Figure content listings:

______

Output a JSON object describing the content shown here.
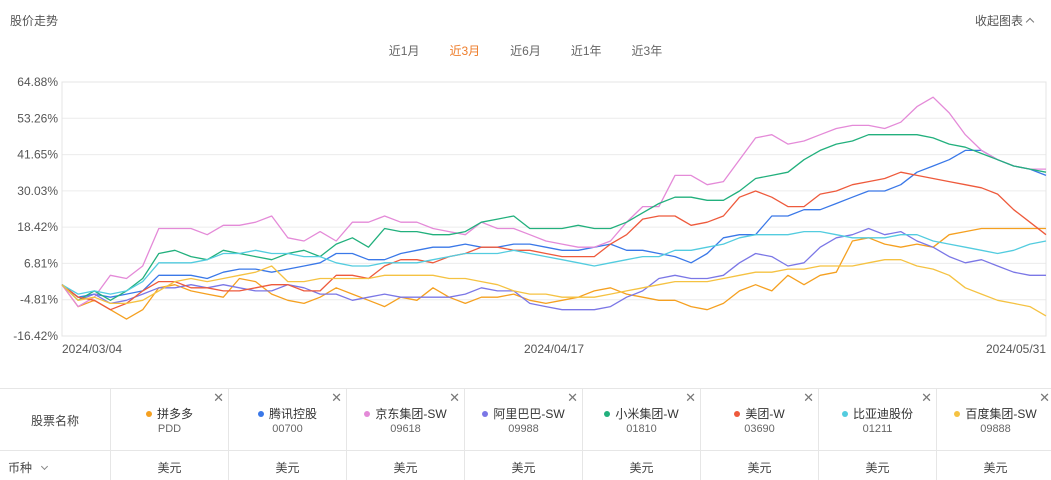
{
  "header": {
    "title": "股价走势",
    "collapse_label": "收起图表"
  },
  "range_tabs": [
    {
      "label": "近1月",
      "active": false
    },
    {
      "label": "近3月",
      "active": true
    },
    {
      "label": "近6月",
      "active": false
    },
    {
      "label": "近1年",
      "active": false
    },
    {
      "label": "近3年",
      "active": false
    }
  ],
  "chart_data": {
    "type": "line",
    "y_unit": "%",
    "y_ticks": [
      "64.88%",
      "53.26%",
      "41.65%",
      "30.03%",
      "18.42%",
      "6.81%",
      "-4.81%",
      "-16.42%"
    ],
    "y_tick_values": [
      64.88,
      53.26,
      41.65,
      30.03,
      18.42,
      6.81,
      -4.81,
      -16.42
    ],
    "ylim": [
      -16.42,
      64.88
    ],
    "x_ticks": [
      "2024/03/04",
      "2024/04/17",
      "2024/05/31"
    ],
    "grid": true,
    "n_points": 62,
    "series": [
      {
        "name": "拼多多",
        "code": "PDD",
        "color": "#f5a020",
        "values": [
          0,
          -7,
          -5,
          -8,
          -11,
          -8,
          -1,
          0,
          -2,
          -3,
          -4,
          2,
          1,
          -3,
          -5,
          -6,
          -4,
          -1,
          -3,
          -5,
          -7,
          -4,
          -5,
          -1,
          -4,
          -6,
          -4,
          -4,
          -3,
          -5,
          -6,
          -5,
          -4,
          -2,
          -1,
          -3,
          -4,
          -5,
          -5,
          -7,
          -8,
          -6,
          -2,
          0,
          -2,
          3,
          0,
          3,
          4,
          14,
          15,
          13,
          12,
          13,
          12,
          16,
          17,
          18,
          18,
          18,
          18,
          18
        ]
      },
      {
        "name": "腾讯控股",
        "code": "00700",
        "color": "#3a78e8",
        "values": [
          0,
          -4,
          -3,
          -4,
          -3,
          -2,
          3,
          3,
          3,
          2,
          4,
          5,
          5,
          4,
          5,
          6,
          7,
          10,
          10,
          8,
          8,
          10,
          11,
          12,
          12,
          13,
          12,
          12,
          13,
          13,
          12,
          11,
          11,
          12,
          13,
          11,
          11,
          10,
          9,
          7,
          10,
          15,
          16,
          16,
          22,
          22,
          24,
          24,
          26,
          28,
          30,
          30,
          32,
          36,
          38,
          40,
          43,
          43,
          40,
          38,
          37,
          35
        ]
      },
      {
        "name": "京东集团-SW",
        "code": "09618",
        "color": "#e48ad8",
        "values": [
          0,
          -7,
          -4,
          3,
          2,
          6,
          18,
          18,
          18,
          16,
          19,
          19,
          20,
          22,
          15,
          14,
          17,
          14,
          20,
          20,
          22,
          20,
          20,
          18,
          17,
          16,
          20,
          18,
          18,
          16,
          14,
          13,
          12,
          12,
          14,
          20,
          25,
          25,
          35,
          35,
          32,
          33,
          40,
          47,
          48,
          45,
          46,
          48,
          50,
          51,
          51,
          50,
          52,
          57,
          60,
          55,
          48,
          43,
          40,
          38,
          37,
          37
        ]
      },
      {
        "name": "阿里巴巴-SW",
        "code": "09988",
        "color": "#7b77e6",
        "values": [
          0,
          -5,
          -3,
          -6,
          -5,
          -3,
          -1,
          -1,
          0,
          -1,
          0,
          -1,
          -2,
          -2,
          0,
          -1,
          -3,
          -3,
          -5,
          -4,
          -3,
          -4,
          -4,
          -4,
          -4,
          -3,
          -1,
          -2,
          -2,
          -6,
          -7,
          -8,
          -8,
          -8,
          -7,
          -4,
          -2,
          2,
          3,
          2,
          2,
          3,
          7,
          10,
          9,
          6,
          7,
          12,
          15,
          16,
          18,
          16,
          17,
          14,
          12,
          9,
          7,
          8,
          6,
          4,
          3,
          3
        ]
      },
      {
        "name": "小米集团-W",
        "code": "01810",
        "color": "#22b07d",
        "values": [
          0,
          -5,
          -2,
          -5,
          -2,
          2,
          10,
          11,
          9,
          8,
          11,
          10,
          9,
          8,
          10,
          11,
          9,
          13,
          15,
          12,
          18,
          17,
          17,
          16,
          16,
          17,
          20,
          21,
          22,
          18,
          18,
          18,
          19,
          18,
          18,
          20,
          23,
          26,
          28,
          28,
          27,
          27,
          30,
          34,
          35,
          36,
          40,
          43,
          45,
          46,
          48,
          48,
          48,
          48,
          47,
          45,
          44,
          42,
          40,
          38,
          37,
          36
        ]
      },
      {
        "name": "美团-W",
        "code": "03690",
        "color": "#ee5a3c",
        "values": [
          0,
          -4,
          -5,
          -8,
          -6,
          -2,
          1,
          1,
          -1,
          -1,
          -2,
          -2,
          -1,
          0,
          0,
          -2,
          -2,
          3,
          3,
          2,
          6,
          8,
          8,
          7,
          9,
          10,
          12,
          12,
          11,
          11,
          10,
          9,
          9,
          9,
          13,
          16,
          21,
          22,
          22,
          19,
          20,
          22,
          28,
          30,
          28,
          25,
          25,
          29,
          30,
          32,
          33,
          34,
          36,
          35,
          34,
          33,
          32,
          31,
          29,
          24,
          20,
          16
        ]
      },
      {
        "name": "比亚迪股份",
        "code": "01211",
        "color": "#53ccdf",
        "values": [
          0,
          -3,
          -2,
          -3,
          -2,
          1,
          7,
          7,
          7,
          8,
          10,
          10,
          11,
          10,
          10,
          9,
          9,
          7,
          6,
          6,
          7,
          7,
          7,
          8,
          9,
          10,
          10,
          10,
          11,
          10,
          9,
          8,
          7,
          6,
          7,
          8,
          9,
          9,
          11,
          11,
          12,
          13,
          15,
          16,
          16,
          16,
          17,
          17,
          16,
          15,
          15,
          15,
          16,
          16,
          14,
          13,
          12,
          11,
          10,
          11,
          13,
          14
        ]
      },
      {
        "name": "百度集团-SW",
        "code": "09888",
        "color": "#f5c242",
        "values": [
          0,
          -5,
          -4,
          -6,
          -6,
          -5,
          -2,
          1,
          2,
          1,
          2,
          3,
          4,
          6,
          1,
          1,
          2,
          2,
          2,
          2,
          3,
          3,
          3,
          3,
          2,
          2,
          1,
          0,
          -2,
          -3,
          -3,
          -4,
          -4,
          -4,
          -3,
          -2,
          -1,
          0,
          1,
          1,
          1,
          2,
          3,
          4,
          4,
          5,
          5,
          6,
          6,
          6,
          7,
          8,
          8,
          6,
          5,
          3,
          -1,
          -3,
          -5,
          -6,
          -7,
          -10
        ]
      }
    ]
  },
  "legend": {
    "name_header": "股票名称",
    "currency_header": "币种",
    "currency_value": "美元",
    "close_glyph": "✕"
  }
}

______

Brief - Apart from the pictures, the entries above are to be repeated in full and exactly.

Final result -
Output a JSON object describing the content shown here.
{
  "header": {
    "title": "股价走势",
    "collapse_label": "收起图表"
  },
  "range_tabs": [
    {
      "label": "近1月",
      "active": false
    },
    {
      "label": "近3月",
      "active": true
    },
    {
      "label": "近6月",
      "active": false
    },
    {
      "label": "近1年",
      "active": false
    },
    {
      "label": "近3年",
      "active": false
    }
  ],
  "chart_data": {
    "type": "line",
    "y_unit": "%",
    "y_ticks": [
      "64.88%",
      "53.26%",
      "41.65%",
      "30.03%",
      "18.42%",
      "6.81%",
      "-4.81%",
      "-16.42%"
    ],
    "y_tick_values": [
      64.88,
      53.26,
      41.65,
      30.03,
      18.42,
      6.81,
      -4.81,
      -16.42
    ],
    "ylim": [
      -16.42,
      64.88
    ],
    "x_ticks": [
      "2024/03/04",
      "2024/04/17",
      "2024/05/31"
    ],
    "grid": true,
    "n_points": 62,
    "series": [
      {
        "name": "拼多多",
        "code": "PDD",
        "color": "#f5a020",
        "values": [
          0,
          -7,
          -5,
          -8,
          -11,
          -8,
          -1,
          0,
          -2,
          -3,
          -4,
          2,
          1,
          -3,
          -5,
          -6,
          -4,
          -1,
          -3,
          -5,
          -7,
          -4,
          -5,
          -1,
          -4,
          -6,
          -4,
          -4,
          -3,
          -5,
          -6,
          -5,
          -4,
          -2,
          -1,
          -3,
          -4,
          -5,
          -5,
          -7,
          -8,
          -6,
          -2,
          0,
          -2,
          3,
          0,
          3,
          4,
          14,
          15,
          13,
          12,
          13,
          12,
          16,
          17,
          18,
          18,
          18,
          18,
          18
        ]
      },
      {
        "name": "腾讯控股",
        "code": "00700",
        "color": "#3a78e8",
        "values": [
          0,
          -4,
          -3,
          -4,
          -3,
          -2,
          3,
          3,
          3,
          2,
          4,
          5,
          5,
          4,
          5,
          6,
          7,
          10,
          10,
          8,
          8,
          10,
          11,
          12,
          12,
          13,
          12,
          12,
          13,
          13,
          12,
          11,
          11,
          12,
          13,
          11,
          11,
          10,
          9,
          7,
          10,
          15,
          16,
          16,
          22,
          22,
          24,
          24,
          26,
          28,
          30,
          30,
          32,
          36,
          38,
          40,
          43,
          43,
          40,
          38,
          37,
          35
        ]
      },
      {
        "name": "京东集团-SW",
        "code": "09618",
        "color": "#e48ad8",
        "values": [
          0,
          -7,
          -4,
          3,
          2,
          6,
          18,
          18,
          18,
          16,
          19,
          19,
          20,
          22,
          15,
          14,
          17,
          14,
          20,
          20,
          22,
          20,
          20,
          18,
          17,
          16,
          20,
          18,
          18,
          16,
          14,
          13,
          12,
          12,
          14,
          20,
          25,
          25,
          35,
          35,
          32,
          33,
          40,
          47,
          48,
          45,
          46,
          48,
          50,
          51,
          51,
          50,
          52,
          57,
          60,
          55,
          48,
          43,
          40,
          38,
          37,
          37
        ]
      },
      {
        "name": "阿里巴巴-SW",
        "code": "09988",
        "color": "#7b77e6",
        "values": [
          0,
          -5,
          -3,
          -6,
          -5,
          -3,
          -1,
          -1,
          0,
          -1,
          0,
          -1,
          -2,
          -2,
          0,
          -1,
          -3,
          -3,
          -5,
          -4,
          -3,
          -4,
          -4,
          -4,
          -4,
          -3,
          -1,
          -2,
          -2,
          -6,
          -7,
          -8,
          -8,
          -8,
          -7,
          -4,
          -2,
          2,
          3,
          2,
          2,
          3,
          7,
          10,
          9,
          6,
          7,
          12,
          15,
          16,
          18,
          16,
          17,
          14,
          12,
          9,
          7,
          8,
          6,
          4,
          3,
          3
        ]
      },
      {
        "name": "小米集团-W",
        "code": "01810",
        "color": "#22b07d",
        "values": [
          0,
          -5,
          -2,
          -5,
          -2,
          2,
          10,
          11,
          9,
          8,
          11,
          10,
          9,
          8,
          10,
          11,
          9,
          13,
          15,
          12,
          18,
          17,
          17,
          16,
          16,
          17,
          20,
          21,
          22,
          18,
          18,
          18,
          19,
          18,
          18,
          20,
          23,
          26,
          28,
          28,
          27,
          27,
          30,
          34,
          35,
          36,
          40,
          43,
          45,
          46,
          48,
          48,
          48,
          48,
          47,
          45,
          44,
          42,
          40,
          38,
          37,
          36
        ]
      },
      {
        "name": "美团-W",
        "code": "03690",
        "color": "#ee5a3c",
        "values": [
          0,
          -4,
          -5,
          -8,
          -6,
          -2,
          1,
          1,
          -1,
          -1,
          -2,
          -2,
          -1,
          0,
          0,
          -2,
          -2,
          3,
          3,
          2,
          6,
          8,
          8,
          7,
          9,
          10,
          12,
          12,
          11,
          11,
          10,
          9,
          9,
          9,
          13,
          16,
          21,
          22,
          22,
          19,
          20,
          22,
          28,
          30,
          28,
          25,
          25,
          29,
          30,
          32,
          33,
          34,
          36,
          35,
          34,
          33,
          32,
          31,
          29,
          24,
          20,
          16
        ]
      },
      {
        "name": "比亚迪股份",
        "code": "01211",
        "color": "#53ccdf",
        "values": [
          0,
          -3,
          -2,
          -3,
          -2,
          1,
          7,
          7,
          7,
          8,
          10,
          10,
          11,
          10,
          10,
          9,
          9,
          7,
          6,
          6,
          7,
          7,
          7,
          8,
          9,
          10,
          10,
          10,
          11,
          10,
          9,
          8,
          7,
          6,
          7,
          8,
          9,
          9,
          11,
          11,
          12,
          13,
          15,
          16,
          16,
          16,
          17,
          17,
          16,
          15,
          15,
          15,
          16,
          16,
          14,
          13,
          12,
          11,
          10,
          11,
          13,
          14
        ]
      },
      {
        "name": "百度集团-SW",
        "code": "09888",
        "color": "#f5c242",
        "values": [
          0,
          -5,
          -4,
          -6,
          -6,
          -5,
          -2,
          1,
          2,
          1,
          2,
          3,
          4,
          6,
          1,
          1,
          2,
          2,
          2,
          2,
          3,
          3,
          3,
          3,
          2,
          2,
          1,
          0,
          -2,
          -3,
          -3,
          -4,
          -4,
          -4,
          -3,
          -2,
          -1,
          0,
          1,
          1,
          1,
          2,
          3,
          4,
          4,
          5,
          5,
          6,
          6,
          6,
          7,
          8,
          8,
          6,
          5,
          3,
          -1,
          -3,
          -5,
          -6,
          -7,
          -10
        ]
      }
    ]
  },
  "legend": {
    "name_header": "股票名称",
    "currency_header": "币种",
    "currency_value": "美元",
    "close_glyph": "✕"
  }
}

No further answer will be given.